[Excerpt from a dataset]
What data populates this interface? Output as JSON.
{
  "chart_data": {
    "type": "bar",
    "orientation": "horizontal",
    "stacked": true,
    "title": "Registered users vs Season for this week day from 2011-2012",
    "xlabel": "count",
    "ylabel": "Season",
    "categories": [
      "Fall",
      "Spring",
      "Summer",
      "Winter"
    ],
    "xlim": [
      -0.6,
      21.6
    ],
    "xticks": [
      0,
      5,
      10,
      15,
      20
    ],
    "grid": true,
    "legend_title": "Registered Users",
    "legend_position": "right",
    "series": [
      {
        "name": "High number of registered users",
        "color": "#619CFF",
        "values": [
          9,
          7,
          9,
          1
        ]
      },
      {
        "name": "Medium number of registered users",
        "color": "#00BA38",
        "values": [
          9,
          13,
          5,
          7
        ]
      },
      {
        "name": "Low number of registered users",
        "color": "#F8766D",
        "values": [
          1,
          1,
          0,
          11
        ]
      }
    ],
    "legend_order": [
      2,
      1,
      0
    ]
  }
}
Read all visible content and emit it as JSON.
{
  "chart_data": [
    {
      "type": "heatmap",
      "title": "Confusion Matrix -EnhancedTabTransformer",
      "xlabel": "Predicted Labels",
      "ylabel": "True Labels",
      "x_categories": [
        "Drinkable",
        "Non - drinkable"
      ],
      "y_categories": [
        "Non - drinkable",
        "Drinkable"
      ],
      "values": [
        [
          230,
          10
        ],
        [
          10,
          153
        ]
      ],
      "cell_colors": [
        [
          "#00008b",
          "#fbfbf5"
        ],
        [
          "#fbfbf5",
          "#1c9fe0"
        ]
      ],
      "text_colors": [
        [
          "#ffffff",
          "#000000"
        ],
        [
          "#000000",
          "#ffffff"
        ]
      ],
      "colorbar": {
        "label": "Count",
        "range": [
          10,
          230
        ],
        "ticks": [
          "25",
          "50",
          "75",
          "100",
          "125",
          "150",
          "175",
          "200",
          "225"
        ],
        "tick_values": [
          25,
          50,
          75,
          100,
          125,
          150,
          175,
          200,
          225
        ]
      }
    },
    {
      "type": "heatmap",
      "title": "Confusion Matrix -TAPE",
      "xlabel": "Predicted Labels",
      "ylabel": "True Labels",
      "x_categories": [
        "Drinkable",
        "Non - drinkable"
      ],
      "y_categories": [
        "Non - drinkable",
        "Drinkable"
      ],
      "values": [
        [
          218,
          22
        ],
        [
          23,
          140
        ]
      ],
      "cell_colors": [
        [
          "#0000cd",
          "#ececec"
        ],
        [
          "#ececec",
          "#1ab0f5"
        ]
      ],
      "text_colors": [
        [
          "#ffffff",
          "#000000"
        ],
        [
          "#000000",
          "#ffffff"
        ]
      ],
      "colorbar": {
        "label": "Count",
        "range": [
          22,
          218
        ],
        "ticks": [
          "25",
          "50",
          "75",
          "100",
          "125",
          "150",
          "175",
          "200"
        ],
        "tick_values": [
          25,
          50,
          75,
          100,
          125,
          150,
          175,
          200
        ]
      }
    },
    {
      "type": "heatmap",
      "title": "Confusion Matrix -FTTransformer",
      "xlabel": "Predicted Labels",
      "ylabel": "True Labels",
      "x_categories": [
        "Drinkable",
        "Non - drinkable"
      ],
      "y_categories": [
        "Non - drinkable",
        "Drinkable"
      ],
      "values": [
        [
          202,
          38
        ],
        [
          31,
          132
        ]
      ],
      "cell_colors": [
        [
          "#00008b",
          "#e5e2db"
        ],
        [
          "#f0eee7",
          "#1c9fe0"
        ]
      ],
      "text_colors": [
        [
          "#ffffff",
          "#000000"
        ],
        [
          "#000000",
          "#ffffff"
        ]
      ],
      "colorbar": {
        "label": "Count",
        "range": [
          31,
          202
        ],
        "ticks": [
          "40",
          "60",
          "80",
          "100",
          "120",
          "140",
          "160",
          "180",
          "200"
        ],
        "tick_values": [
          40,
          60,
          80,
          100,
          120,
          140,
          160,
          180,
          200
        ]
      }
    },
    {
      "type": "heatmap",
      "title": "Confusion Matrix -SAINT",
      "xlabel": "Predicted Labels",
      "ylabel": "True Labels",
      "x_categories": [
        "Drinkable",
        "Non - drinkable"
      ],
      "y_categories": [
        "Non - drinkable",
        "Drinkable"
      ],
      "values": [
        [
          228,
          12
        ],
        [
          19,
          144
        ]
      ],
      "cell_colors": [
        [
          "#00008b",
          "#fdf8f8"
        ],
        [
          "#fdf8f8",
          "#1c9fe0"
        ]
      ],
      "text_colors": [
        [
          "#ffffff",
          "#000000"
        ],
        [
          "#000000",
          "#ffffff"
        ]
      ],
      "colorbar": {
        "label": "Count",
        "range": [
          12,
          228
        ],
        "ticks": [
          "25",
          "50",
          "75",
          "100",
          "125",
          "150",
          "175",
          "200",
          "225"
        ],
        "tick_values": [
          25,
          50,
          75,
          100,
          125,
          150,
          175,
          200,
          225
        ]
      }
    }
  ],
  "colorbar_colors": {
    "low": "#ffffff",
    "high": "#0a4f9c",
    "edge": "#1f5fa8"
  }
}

# [What to produce]
Reproduce all of the data exactly as given.

# [Complete answer]
What data populates this interface? Output as JSON.
{
  "chart_data": {
    "type": "bar",
    "orientation": "horizontal",
    "stacked": true,
    "title": "Registered users vs Season for this week day from 2011-2012",
    "xlabel": "count",
    "ylabel": "Season",
    "categories": [
      "Fall",
      "Spring",
      "Summer",
      "Winter"
    ],
    "xlim": [
      -0.6,
      21.6
    ],
    "xticks": [
      0,
      5,
      10,
      15,
      20
    ],
    "grid": true,
    "legend_title": "Registered Users",
    "legend_position": "right",
    "series": [
      {
        "name": "High number of registered users",
        "color": "#619CFF",
        "values": [
          9,
          7,
          9,
          1
        ]
      },
      {
        "name": "Medium number of registered users",
        "color": "#00BA38",
        "values": [
          9,
          13,
          5,
          7
        ]
      },
      {
        "name": "Low number of registered users",
        "color": "#F8766D",
        "values": [
          1,
          1,
          0,
          11
        ]
      }
    ],
    "legend_order": [
      2,
      1,
      0
    ]
  }
}
Read all visible content and emit it as JSON.
{
  "chart_data": [
    {
      "type": "heatmap",
      "title": "Confusion Matrix -EnhancedTabTransformer",
      "xlabel": "Predicted Labels",
      "ylabel": "True Labels",
      "x_categories": [
        "Drinkable",
        "Non - drinkable"
      ],
      "y_categories": [
        "Non - drinkable",
        "Drinkable"
      ],
      "values": [
        [
          230,
          10
        ],
        [
          10,
          153
        ]
      ],
      "cell_colors": [
        [
          "#00008b",
          "#fbfbf5"
        ],
        [
          "#fbfbf5",
          "#1c9fe0"
        ]
      ],
      "text_colors": [
        [
          "#ffffff",
          "#000000"
        ],
        [
          "#000000",
          "#ffffff"
        ]
      ],
      "colorbar": {
        "label": "Count",
        "range": [
          10,
          230
        ],
        "ticks": [
          "25",
          "50",
          "75",
          "100",
          "125",
          "150",
          "175",
          "200",
          "225"
        ],
        "tick_values": [
          25,
          50,
          75,
          100,
          125,
          150,
          175,
          200,
          225
        ]
      }
    },
    {
      "type": "heatmap",
      "title": "Confusion Matrix -TAPE",
      "xlabel": "Predicted Labels",
      "ylabel": "True Labels",
      "x_categories": [
        "Drinkable",
        "Non - drinkable"
      ],
      "y_categories": [
        "Non - drinkable",
        "Drinkable"
      ],
      "values": [
        [
          218,
          22
        ],
        [
          23,
          140
        ]
      ],
      "cell_colors": [
        [
          "#0000cd",
          "#ececec"
        ],
        [
          "#ececec",
          "#1ab0f5"
        ]
      ],
      "text_colors": [
        [
          "#ffffff",
          "#000000"
        ],
        [
          "#000000",
          "#ffffff"
        ]
      ],
      "colorbar": {
        "label": "Count",
        "range": [
          22,
          218
        ],
        "ticks": [
          "25",
          "50",
          "75",
          "100",
          "125",
          "150",
          "175",
          "200"
        ],
        "tick_values": [
          25,
          50,
          75,
          100,
          125,
          150,
          175,
          200
        ]
      }
    },
    {
      "type": "heatmap",
      "title": "Confusion Matrix -FTTransformer",
      "xlabel": "Predicted Labels",
      "ylabel": "True Labels",
      "x_categories": [
        "Drinkable",
        "Non - drinkable"
      ],
      "y_categories": [
        "Non - drinkable",
        "Drinkable"
      ],
      "values": [
        [
          202,
          38
        ],
        [
          31,
          132
        ]
      ],
      "cell_colors": [
        [
          "#00008b",
          "#e5e2db"
        ],
        [
          "#f0eee7",
          "#1c9fe0"
        ]
      ],
      "text_colors": [
        [
          "#ffffff",
          "#000000"
        ],
        [
          "#000000",
          "#ffffff"
        ]
      ],
      "colorbar": {
        "label": "Count",
        "range": [
          31,
          202
        ],
        "ticks": [
          "40",
          "60",
          "80",
          "100",
          "120",
          "140",
          "160",
          "180",
          "200"
        ],
        "tick_values": [
          40,
          60,
          80,
          100,
          120,
          140,
          160,
          180,
          200
        ]
      }
    },
    {
      "type": "heatmap",
      "title": "Confusion Matrix -SAINT",
      "xlabel": "Predicted Labels",
      "ylabel": "True Labels",
      "x_categories": [
        "Drinkable",
        "Non - drinkable"
      ],
      "y_categories": [
        "Non - drinkable",
        "Drinkable"
      ],
      "values": [
        [
          228,
          12
        ],
        [
          19,
          144
        ]
      ],
      "cell_colors": [
        [
          "#00008b",
          "#fdf8f8"
        ],
        [
          "#fdf8f8",
          "#1c9fe0"
        ]
      ],
      "text_colors": [
        [
          "#ffffff",
          "#000000"
        ],
        [
          "#000000",
          "#ffffff"
        ]
      ],
      "colorbar": {
        "label": "Count",
        "range": [
          12,
          228
        ],
        "ticks": [
          "25",
          "50",
          "75",
          "100",
          "125",
          "150",
          "175",
          "200",
          "225"
        ],
        "tick_values": [
          25,
          50,
          75,
          100,
          125,
          150,
          175,
          200,
          225
        ]
      }
    }
  ],
  "colorbar_colors": {
    "low": "#ffffff",
    "high": "#0a4f9c",
    "edge": "#1f5fa8"
  }
}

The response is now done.